Collected data:
--- --- ---

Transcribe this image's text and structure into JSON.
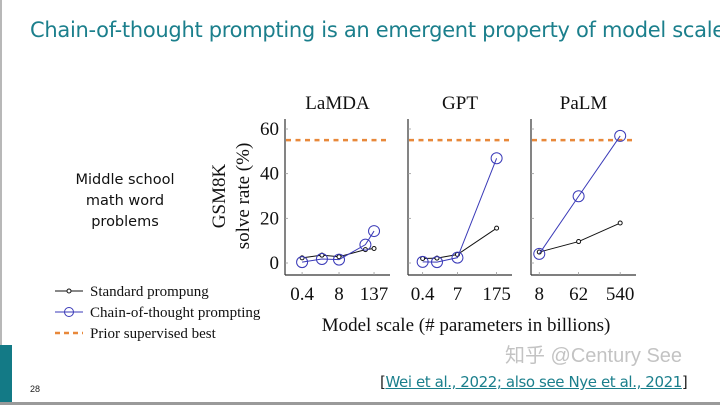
{
  "slide": {
    "title": "Chain-of-thought prompting is an emergent property of model scale",
    "description": [
      "Middle school",
      "math word",
      "problems"
    ],
    "page_number": "28",
    "citation_open": "[",
    "citation_link": "Wei et al., 2022; also see Nye et al., 2021",
    "citation_close": "]",
    "watermark": "知乎 @Century See",
    "colors": {
      "title": "#1b7f8c",
      "standard": "#111111",
      "cot": "#3a3ab8",
      "prior": "#e8883a",
      "accent_bar": "#137a86"
    }
  },
  "chart_data": {
    "type": "line",
    "ylabel": [
      "GSM8K",
      "solve rate (%)"
    ],
    "xlabel": "Model scale (# parameters in billions)",
    "ylim": [
      -3,
      65
    ],
    "yticks": [
      0,
      20,
      40,
      60
    ],
    "x_scale": "log",
    "grid": false,
    "legend_placement": "bottom-left",
    "legend": [
      {
        "key": "standard",
        "label": "Standard prompung"
      },
      {
        "key": "cot",
        "label": "Chain-of-thought prompting"
      },
      {
        "key": "prior",
        "label": "Prior supervised best"
      }
    ],
    "panels": [
      {
        "title": "LaMDA",
        "xlim": [
          0.1,
          500
        ],
        "xticks": [
          0.4,
          8,
          137
        ],
        "xtick_labels": [
          "0.4",
          "8",
          "137"
        ],
        "x": [
          0.4,
          2,
          8,
          68,
          137
        ],
        "series": [
          {
            "key": "standard",
            "values": [
              2.3,
              3.5,
              2.8,
              6.0,
              6.5
            ]
          },
          {
            "key": "cot",
            "values": [
              0.4,
              1.8,
              1.5,
              8.2,
              14.3
            ]
          }
        ],
        "prior_best": 55
      },
      {
        "title": "GPT",
        "xlim": [
          0.12,
          620
        ],
        "xticks": [
          0.4,
          7,
          175
        ],
        "xtick_labels": [
          "0.4",
          "7",
          "175"
        ],
        "x": [
          0.4,
          1.3,
          7,
          175
        ],
        "series": [
          {
            "key": "standard",
            "values": [
              2.0,
              2.2,
              3.8,
              15.6
            ]
          },
          {
            "key": "cot",
            "values": [
              0.5,
              0.4,
              2.4,
              46.9
            ]
          }
        ],
        "prior_best": 55
      },
      {
        "title": "PaLM",
        "xlim": [
          5.2,
          1230
        ],
        "xticks": [
          8,
          62,
          540
        ],
        "xtick_labels": [
          "8",
          "62",
          "540"
        ],
        "x": [
          8,
          62,
          540
        ],
        "series": [
          {
            "key": "standard",
            "values": [
              4.9,
              9.6,
              17.9
            ]
          },
          {
            "key": "cot",
            "values": [
              4.1,
              29.9,
              56.9
            ]
          }
        ],
        "prior_best": 55
      }
    ]
  }
}
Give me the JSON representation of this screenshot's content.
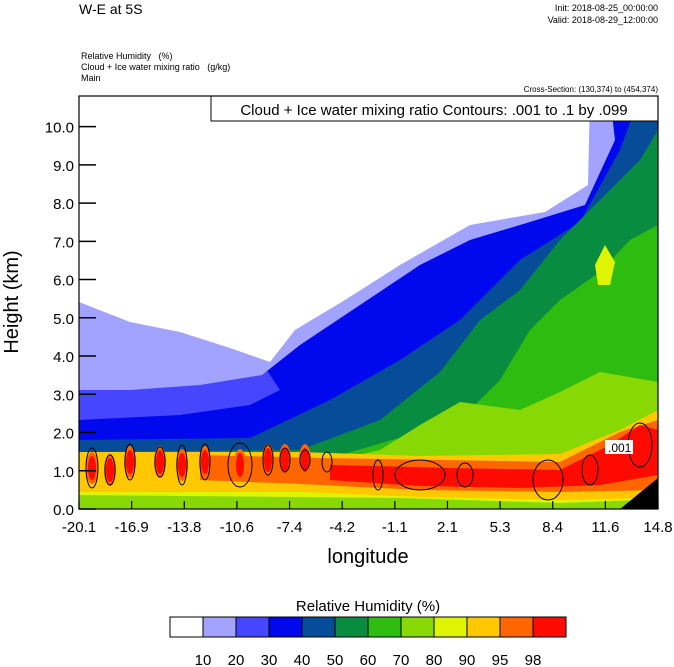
{
  "header": {
    "title": "W-E at 5S",
    "init": "Init: 2018-08-25_00:00:00",
    "valid": "Valid: 2018-08-29_12:00:00",
    "fields": [
      "Relative Humidity   (%)",
      "Cloud + Ice water mixing ratio   (g/kg)",
      "Main"
    ],
    "cross_section": "Cross-Section: (130,374) to (454,374)"
  },
  "chart_data": {
    "type": "heatmap",
    "subtype": "filled-contour cross-section",
    "title": "W-E at 5S",
    "xlabel": "longitude",
    "ylabel": "Height (km)",
    "xlim": [
      -20.1,
      14.8
    ],
    "ylim": [
      0,
      10.8
    ],
    "x_ticks": [
      "-20.1",
      "-16.9",
      "-13.8",
      "-10.6",
      "-7.4",
      "-4.2",
      "-1.1",
      "2.1",
      "5.3",
      "8.4",
      "11.6",
      "14.8"
    ],
    "y_ticks": [
      "0.0",
      "1.0",
      "2.0",
      "3.0",
      "4.0",
      "5.0",
      "6.0",
      "7.0",
      "8.0",
      "9.0",
      "10.0"
    ],
    "y_tick_values": [
      0,
      1,
      2,
      3,
      4,
      5,
      6,
      7,
      8,
      9,
      10
    ],
    "contour_legend": "Cloud + Ice water mixing ratio Contours: .001 to .1 by .099",
    "contour_label": ".001",
    "colorbar": {
      "title": "Relative Humidity  (%)",
      "labels": [
        "10",
        "20",
        "30",
        "40",
        "50",
        "60",
        "70",
        "80",
        "90",
        "95",
        "98"
      ],
      "colors": [
        "#ffffff",
        "#a2a2ff",
        "#4646ff",
        "#0008ee",
        "#064c98",
        "#078c40",
        "#2ebc10",
        "#88d806",
        "#def400",
        "#ffc800",
        "#ff6600",
        "#ff0a00"
      ]
    }
  }
}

--- --- ---

§ **EXERCISE BRIEF**:
Return the entries unchanged, save for the pictures, which do not belong in the copy.

§ **EXERCISE RESPONSE**:
Transcribe this image's text and structure into JSON.
{
  "slide": {
    "title": "Chain-of-thought prompting is an emergent property of model scale",
    "description": [
      "Middle school",
      "math word",
      "problems"
    ],
    "page_number": "28",
    "citation_open": "[",
    "citation_link": "Wei et al., 2022; also see Nye et al., 2021",
    "citation_close": "]",
    "watermark": "知乎 @Century See",
    "colors": {
      "title": "#1b7f8c",
      "standard": "#111111",
      "cot": "#3a3ab8",
      "prior": "#e8883a",
      "accent_bar": "#137a86"
    }
  },
  "chart_data": {
    "type": "line",
    "ylabel": [
      "GSM8K",
      "solve rate (%)"
    ],
    "xlabel": "Model scale (# parameters in billions)",
    "ylim": [
      -3,
      65
    ],
    "yticks": [
      0,
      20,
      40,
      60
    ],
    "x_scale": "log",
    "grid": false,
    "legend_placement": "bottom-left",
    "legend": [
      {
        "key": "standard",
        "label": "Standard prompung"
      },
      {
        "key": "cot",
        "label": "Chain-of-thought prompting"
      },
      {
        "key": "prior",
        "label": "Prior supervised best"
      }
    ],
    "panels": [
      {
        "title": "LaMDA",
        "xlim": [
          0.1,
          500
        ],
        "xticks": [
          0.4,
          8,
          137
        ],
        "xtick_labels": [
          "0.4",
          "8",
          "137"
        ],
        "x": [
          0.4,
          2,
          8,
          68,
          137
        ],
        "series": [
          {
            "key": "standard",
            "values": [
              2.3,
              3.5,
              2.8,
              6.0,
              6.5
            ]
          },
          {
            "key": "cot",
            "values": [
              0.4,
              1.8,
              1.5,
              8.2,
              14.3
            ]
          }
        ],
        "prior_best": 55
      },
      {
        "title": "GPT",
        "xlim": [
          0.12,
          620
        ],
        "xticks": [
          0.4,
          7,
          175
        ],
        "xtick_labels": [
          "0.4",
          "7",
          "175"
        ],
        "x": [
          0.4,
          1.3,
          7,
          175
        ],
        "series": [
          {
            "key": "standard",
            "values": [
              2.0,
              2.2,
              3.8,
              15.6
            ]
          },
          {
            "key": "cot",
            "values": [
              0.5,
              0.4,
              2.4,
              46.9
            ]
          }
        ],
        "prior_best": 55
      },
      {
        "title": "PaLM",
        "xlim": [
          5.2,
          1230
        ],
        "xticks": [
          8,
          62,
          540
        ],
        "xtick_labels": [
          "8",
          "62",
          "540"
        ],
        "x": [
          8,
          62,
          540
        ],
        "series": [
          {
            "key": "standard",
            "values": [
              4.9,
              9.6,
              17.9
            ]
          },
          {
            "key": "cot",
            "values": [
              4.1,
              29.9,
              56.9
            ]
          }
        ],
        "prior_best": 55
      }
    ]
  }
}
Give me the JSON representation of this screenshot's content.
{
  "header": {
    "title": "W-E at 5S",
    "init": "Init: 2018-08-25_00:00:00",
    "valid": "Valid: 2018-08-29_12:00:00",
    "fields": [
      "Relative Humidity   (%)",
      "Cloud + Ice water mixing ratio   (g/kg)",
      "Main"
    ],
    "cross_section": "Cross-Section: (130,374) to (454,374)"
  },
  "chart_data": {
    "type": "heatmap",
    "subtype": "filled-contour cross-section",
    "title": "W-E at 5S",
    "xlabel": "longitude",
    "ylabel": "Height (km)",
    "xlim": [
      -20.1,
      14.8
    ],
    "ylim": [
      0,
      10.8
    ],
    "x_ticks": [
      "-20.1",
      "-16.9",
      "-13.8",
      "-10.6",
      "-7.4",
      "-4.2",
      "-1.1",
      "2.1",
      "5.3",
      "8.4",
      "11.6",
      "14.8"
    ],
    "y_ticks": [
      "0.0",
      "1.0",
      "2.0",
      "3.0",
      "4.0",
      "5.0",
      "6.0",
      "7.0",
      "8.0",
      "9.0",
      "10.0"
    ],
    "y_tick_values": [
      0,
      1,
      2,
      3,
      4,
      5,
      6,
      7,
      8,
      9,
      10
    ],
    "contour_legend": "Cloud + Ice water mixing ratio Contours: .001 to .1 by .099",
    "contour_label": ".001",
    "colorbar": {
      "title": "Relative Humidity  (%)",
      "labels": [
        "10",
        "20",
        "30",
        "40",
        "50",
        "60",
        "70",
        "80",
        "90",
        "95",
        "98"
      ],
      "colors": [
        "#ffffff",
        "#a2a2ff",
        "#4646ff",
        "#0008ee",
        "#064c98",
        "#078c40",
        "#2ebc10",
        "#88d806",
        "#def400",
        "#ffc800",
        "#ff6600",
        "#ff0a00"
      ]
    }
  }
}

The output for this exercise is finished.